**Set exercise:**
Pull out every line with the word "shown" from the entries below.

**Excerpts from a figure dataset:**

begin

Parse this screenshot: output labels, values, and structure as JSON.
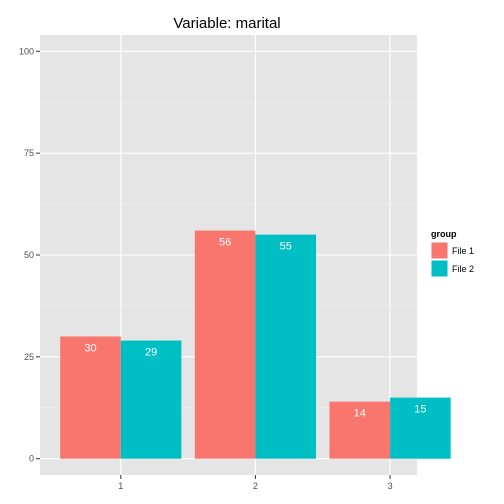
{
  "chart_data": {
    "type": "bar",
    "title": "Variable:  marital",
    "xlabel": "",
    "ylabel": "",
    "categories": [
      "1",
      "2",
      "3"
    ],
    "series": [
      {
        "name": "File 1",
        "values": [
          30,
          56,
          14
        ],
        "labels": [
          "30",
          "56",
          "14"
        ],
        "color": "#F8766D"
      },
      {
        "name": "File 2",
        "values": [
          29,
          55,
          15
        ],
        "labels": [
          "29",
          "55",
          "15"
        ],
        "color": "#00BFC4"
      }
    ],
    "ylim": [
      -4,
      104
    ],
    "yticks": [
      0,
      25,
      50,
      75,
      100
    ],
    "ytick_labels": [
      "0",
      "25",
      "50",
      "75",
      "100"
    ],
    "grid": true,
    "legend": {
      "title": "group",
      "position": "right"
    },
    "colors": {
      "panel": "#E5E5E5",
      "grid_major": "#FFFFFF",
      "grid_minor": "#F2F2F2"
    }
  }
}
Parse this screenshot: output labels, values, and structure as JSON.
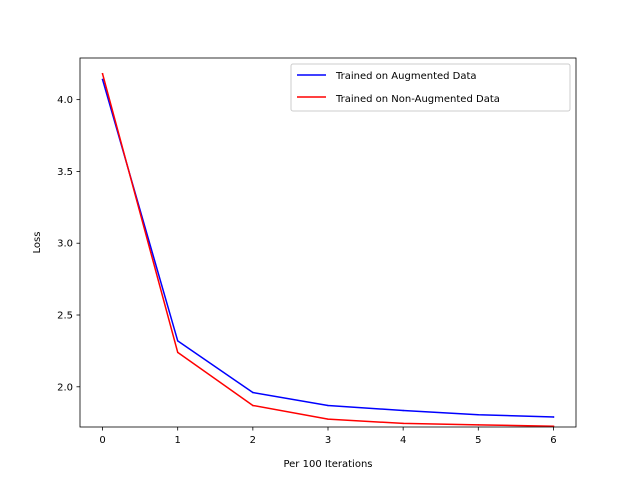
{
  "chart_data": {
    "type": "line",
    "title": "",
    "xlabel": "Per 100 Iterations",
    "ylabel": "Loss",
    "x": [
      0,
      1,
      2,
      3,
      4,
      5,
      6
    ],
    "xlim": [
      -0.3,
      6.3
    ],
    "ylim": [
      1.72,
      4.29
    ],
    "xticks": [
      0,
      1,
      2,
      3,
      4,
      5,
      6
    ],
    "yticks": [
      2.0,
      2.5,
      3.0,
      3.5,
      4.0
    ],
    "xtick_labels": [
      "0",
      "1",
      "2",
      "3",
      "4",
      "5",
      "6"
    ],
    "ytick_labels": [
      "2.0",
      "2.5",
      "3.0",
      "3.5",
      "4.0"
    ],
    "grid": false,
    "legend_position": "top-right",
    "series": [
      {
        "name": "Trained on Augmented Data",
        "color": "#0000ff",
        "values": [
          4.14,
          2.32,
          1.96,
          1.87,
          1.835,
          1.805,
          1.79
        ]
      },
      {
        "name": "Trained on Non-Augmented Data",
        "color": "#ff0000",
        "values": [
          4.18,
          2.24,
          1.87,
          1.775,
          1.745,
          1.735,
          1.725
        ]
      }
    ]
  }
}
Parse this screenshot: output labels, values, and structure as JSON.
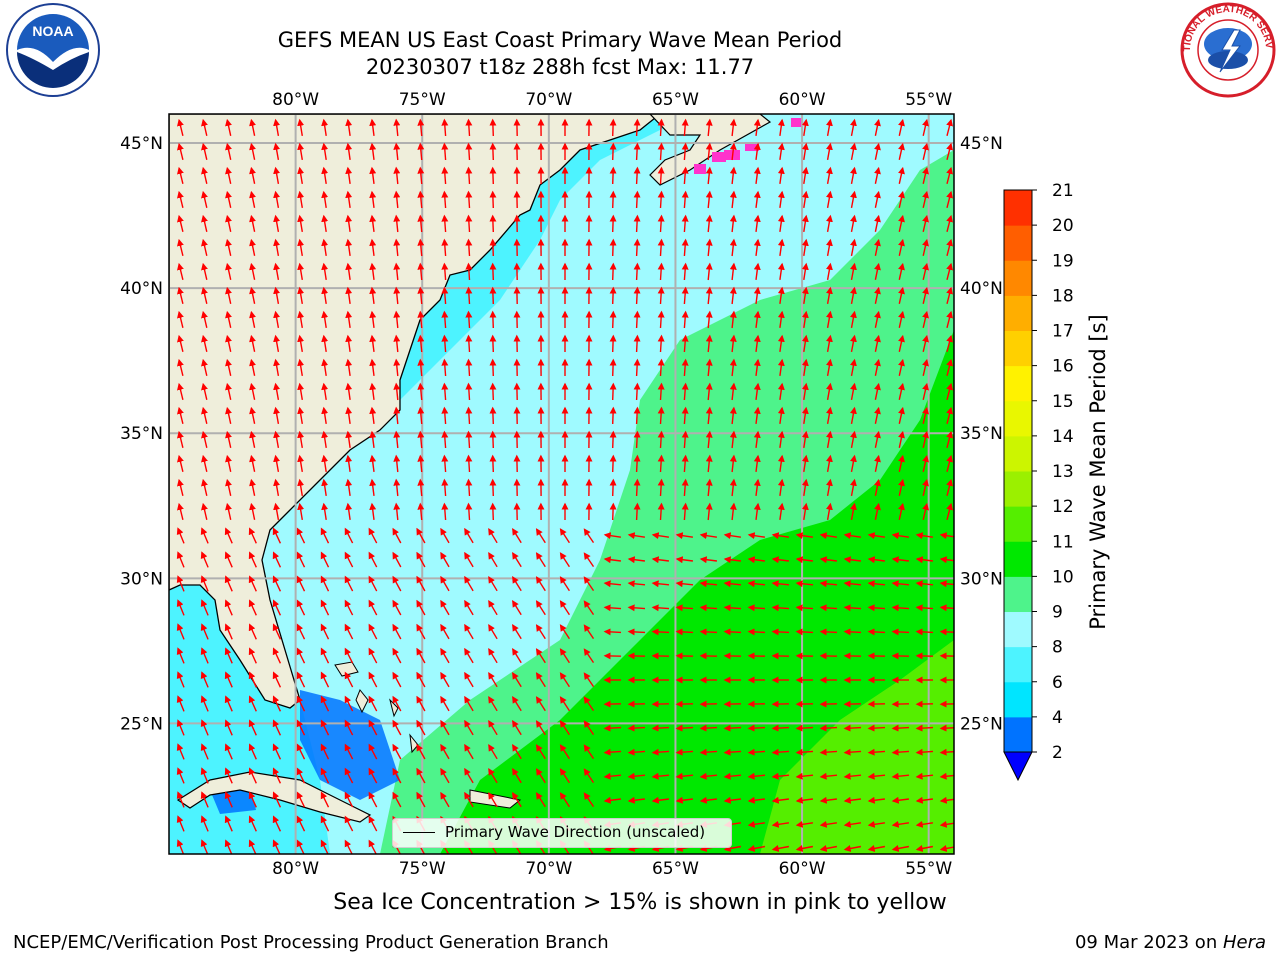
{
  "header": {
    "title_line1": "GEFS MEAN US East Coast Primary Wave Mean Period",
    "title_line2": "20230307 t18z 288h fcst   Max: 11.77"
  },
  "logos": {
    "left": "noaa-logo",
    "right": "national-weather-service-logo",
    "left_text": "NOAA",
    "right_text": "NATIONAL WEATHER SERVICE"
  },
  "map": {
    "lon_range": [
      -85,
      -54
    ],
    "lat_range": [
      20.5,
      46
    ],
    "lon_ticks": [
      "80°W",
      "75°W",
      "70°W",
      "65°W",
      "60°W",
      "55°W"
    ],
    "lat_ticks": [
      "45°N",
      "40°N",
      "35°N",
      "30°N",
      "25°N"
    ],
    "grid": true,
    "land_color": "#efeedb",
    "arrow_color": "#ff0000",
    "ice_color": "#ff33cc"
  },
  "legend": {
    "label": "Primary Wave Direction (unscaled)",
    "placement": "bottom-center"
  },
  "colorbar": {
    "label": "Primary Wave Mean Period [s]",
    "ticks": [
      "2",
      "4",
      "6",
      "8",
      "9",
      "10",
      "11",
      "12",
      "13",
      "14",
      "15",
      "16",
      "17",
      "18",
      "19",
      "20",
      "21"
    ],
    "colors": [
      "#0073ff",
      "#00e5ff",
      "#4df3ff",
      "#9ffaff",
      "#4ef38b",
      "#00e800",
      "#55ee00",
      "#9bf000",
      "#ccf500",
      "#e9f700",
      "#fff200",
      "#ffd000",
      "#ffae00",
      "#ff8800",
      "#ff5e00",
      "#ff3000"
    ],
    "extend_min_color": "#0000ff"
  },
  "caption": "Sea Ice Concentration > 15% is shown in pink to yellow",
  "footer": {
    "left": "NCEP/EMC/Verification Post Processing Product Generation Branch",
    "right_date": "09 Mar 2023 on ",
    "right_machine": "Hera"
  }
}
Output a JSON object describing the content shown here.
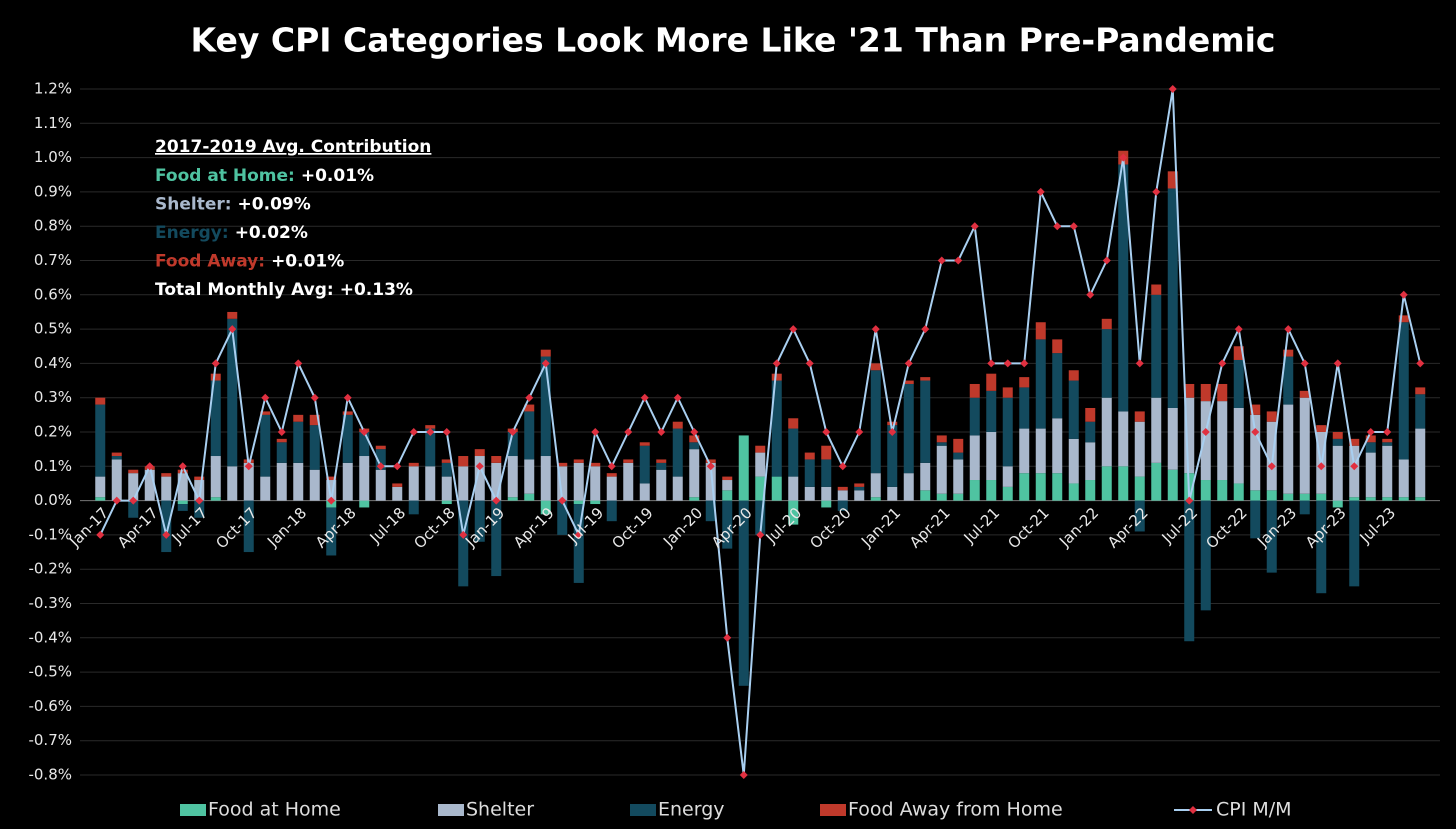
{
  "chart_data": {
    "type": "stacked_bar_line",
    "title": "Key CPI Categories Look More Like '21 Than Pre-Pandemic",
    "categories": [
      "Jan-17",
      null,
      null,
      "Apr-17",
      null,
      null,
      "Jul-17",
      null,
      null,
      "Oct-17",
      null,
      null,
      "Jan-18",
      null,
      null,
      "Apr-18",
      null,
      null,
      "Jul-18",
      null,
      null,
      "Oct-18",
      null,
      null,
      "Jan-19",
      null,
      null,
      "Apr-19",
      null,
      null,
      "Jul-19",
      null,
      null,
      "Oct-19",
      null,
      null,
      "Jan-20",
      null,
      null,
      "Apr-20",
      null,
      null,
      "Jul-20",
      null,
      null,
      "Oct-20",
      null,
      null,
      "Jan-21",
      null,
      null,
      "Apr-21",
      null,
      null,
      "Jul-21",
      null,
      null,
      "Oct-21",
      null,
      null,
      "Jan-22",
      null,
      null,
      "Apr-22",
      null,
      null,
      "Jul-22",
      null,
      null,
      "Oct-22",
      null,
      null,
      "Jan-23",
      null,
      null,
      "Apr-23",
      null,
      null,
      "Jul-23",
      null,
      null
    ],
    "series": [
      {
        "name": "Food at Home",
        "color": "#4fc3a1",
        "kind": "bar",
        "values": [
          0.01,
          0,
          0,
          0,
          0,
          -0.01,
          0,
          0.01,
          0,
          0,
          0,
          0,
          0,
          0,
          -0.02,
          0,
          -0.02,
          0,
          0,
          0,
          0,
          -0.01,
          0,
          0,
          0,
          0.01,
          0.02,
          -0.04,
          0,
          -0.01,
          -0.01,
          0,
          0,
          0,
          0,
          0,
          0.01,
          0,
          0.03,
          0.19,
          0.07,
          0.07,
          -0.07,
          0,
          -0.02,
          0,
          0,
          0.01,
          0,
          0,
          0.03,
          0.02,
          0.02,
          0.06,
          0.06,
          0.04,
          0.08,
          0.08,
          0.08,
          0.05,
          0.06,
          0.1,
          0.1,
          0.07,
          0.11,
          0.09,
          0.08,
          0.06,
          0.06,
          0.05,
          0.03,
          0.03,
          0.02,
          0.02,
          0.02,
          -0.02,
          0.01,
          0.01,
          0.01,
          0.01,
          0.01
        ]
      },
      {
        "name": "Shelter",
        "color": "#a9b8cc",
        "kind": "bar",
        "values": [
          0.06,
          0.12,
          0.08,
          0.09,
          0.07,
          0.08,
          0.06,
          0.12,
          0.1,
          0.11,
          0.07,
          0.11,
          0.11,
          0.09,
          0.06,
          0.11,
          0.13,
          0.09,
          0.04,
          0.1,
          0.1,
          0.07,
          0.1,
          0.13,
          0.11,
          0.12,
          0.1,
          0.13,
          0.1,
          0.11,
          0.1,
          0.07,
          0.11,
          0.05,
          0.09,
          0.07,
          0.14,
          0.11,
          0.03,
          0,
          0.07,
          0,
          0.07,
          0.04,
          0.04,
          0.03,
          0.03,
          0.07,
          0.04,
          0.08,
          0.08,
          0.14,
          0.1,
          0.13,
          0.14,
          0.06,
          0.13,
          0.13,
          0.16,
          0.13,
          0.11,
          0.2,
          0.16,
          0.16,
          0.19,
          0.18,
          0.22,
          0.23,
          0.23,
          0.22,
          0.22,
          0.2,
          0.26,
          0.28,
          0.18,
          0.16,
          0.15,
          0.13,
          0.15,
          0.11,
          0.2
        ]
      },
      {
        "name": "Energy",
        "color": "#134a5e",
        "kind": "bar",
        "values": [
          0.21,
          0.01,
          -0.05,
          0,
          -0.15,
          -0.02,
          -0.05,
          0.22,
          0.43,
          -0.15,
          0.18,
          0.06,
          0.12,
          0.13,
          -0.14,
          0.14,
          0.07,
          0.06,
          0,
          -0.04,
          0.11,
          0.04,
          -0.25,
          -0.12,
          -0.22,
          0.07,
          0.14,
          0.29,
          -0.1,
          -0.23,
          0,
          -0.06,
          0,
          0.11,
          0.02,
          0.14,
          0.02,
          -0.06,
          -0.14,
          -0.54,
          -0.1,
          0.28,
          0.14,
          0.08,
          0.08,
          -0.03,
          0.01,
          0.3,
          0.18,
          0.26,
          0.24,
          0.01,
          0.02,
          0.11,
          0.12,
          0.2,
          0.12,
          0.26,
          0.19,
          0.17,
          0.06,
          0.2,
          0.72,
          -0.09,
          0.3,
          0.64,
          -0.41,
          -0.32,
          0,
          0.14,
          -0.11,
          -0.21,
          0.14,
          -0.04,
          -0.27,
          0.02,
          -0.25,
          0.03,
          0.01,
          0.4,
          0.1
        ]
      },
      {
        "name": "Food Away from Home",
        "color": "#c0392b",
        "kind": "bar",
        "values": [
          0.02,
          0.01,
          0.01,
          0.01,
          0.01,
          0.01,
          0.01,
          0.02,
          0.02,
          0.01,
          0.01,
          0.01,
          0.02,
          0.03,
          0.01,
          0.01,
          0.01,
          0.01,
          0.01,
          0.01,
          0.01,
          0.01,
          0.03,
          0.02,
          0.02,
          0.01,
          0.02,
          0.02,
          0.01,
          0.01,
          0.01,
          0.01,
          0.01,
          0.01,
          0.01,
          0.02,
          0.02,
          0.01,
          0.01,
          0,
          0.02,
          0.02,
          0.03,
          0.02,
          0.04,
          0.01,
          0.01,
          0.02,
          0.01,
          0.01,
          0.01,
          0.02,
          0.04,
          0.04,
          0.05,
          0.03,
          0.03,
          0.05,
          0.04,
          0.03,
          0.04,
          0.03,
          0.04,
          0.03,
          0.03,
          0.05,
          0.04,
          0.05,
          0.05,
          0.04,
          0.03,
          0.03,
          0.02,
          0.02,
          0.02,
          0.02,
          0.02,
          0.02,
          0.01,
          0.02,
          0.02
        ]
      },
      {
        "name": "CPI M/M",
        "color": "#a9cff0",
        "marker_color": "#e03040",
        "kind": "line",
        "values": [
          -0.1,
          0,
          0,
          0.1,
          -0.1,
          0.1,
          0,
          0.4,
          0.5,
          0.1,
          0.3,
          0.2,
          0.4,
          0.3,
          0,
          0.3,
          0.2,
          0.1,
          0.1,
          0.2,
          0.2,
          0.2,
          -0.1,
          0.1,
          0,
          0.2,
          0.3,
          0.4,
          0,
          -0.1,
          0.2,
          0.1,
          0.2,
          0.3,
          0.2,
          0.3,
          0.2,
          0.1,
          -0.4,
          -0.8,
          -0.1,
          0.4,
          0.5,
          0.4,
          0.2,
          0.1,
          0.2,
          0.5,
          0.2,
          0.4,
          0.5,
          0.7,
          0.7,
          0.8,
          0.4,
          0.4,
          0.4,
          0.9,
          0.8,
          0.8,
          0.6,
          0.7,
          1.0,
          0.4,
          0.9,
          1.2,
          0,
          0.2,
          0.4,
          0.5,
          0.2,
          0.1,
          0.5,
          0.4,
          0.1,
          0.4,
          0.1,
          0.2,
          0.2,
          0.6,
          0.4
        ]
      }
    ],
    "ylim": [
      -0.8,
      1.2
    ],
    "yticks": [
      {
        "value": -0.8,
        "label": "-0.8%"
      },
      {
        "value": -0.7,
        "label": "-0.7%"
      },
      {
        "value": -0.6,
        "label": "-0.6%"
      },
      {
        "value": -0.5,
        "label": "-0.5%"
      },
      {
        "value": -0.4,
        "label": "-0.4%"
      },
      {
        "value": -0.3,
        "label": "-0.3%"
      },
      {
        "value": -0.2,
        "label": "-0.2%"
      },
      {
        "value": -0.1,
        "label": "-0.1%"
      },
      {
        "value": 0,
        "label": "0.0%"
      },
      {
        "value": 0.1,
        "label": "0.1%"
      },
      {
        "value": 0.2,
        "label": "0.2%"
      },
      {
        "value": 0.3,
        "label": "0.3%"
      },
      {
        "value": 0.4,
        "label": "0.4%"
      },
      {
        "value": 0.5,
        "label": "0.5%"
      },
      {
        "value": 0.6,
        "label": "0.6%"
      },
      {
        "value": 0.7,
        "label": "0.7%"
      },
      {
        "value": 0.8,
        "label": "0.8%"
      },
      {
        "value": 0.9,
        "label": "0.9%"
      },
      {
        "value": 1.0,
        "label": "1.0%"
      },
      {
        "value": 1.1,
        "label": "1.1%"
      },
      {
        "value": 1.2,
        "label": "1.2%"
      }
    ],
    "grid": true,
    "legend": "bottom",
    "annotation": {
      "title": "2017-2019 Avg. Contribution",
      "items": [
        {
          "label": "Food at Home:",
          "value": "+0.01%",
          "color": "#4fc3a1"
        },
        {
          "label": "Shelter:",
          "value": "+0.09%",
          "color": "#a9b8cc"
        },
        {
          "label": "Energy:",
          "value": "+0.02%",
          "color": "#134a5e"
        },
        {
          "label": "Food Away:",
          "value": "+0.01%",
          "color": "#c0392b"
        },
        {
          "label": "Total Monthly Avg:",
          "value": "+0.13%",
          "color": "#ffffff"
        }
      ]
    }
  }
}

end

**Final result:**
  "caption": "Sea Ice Concentration > 15% is shown in pink to yellow",
Output a JSON object describing the content shown here.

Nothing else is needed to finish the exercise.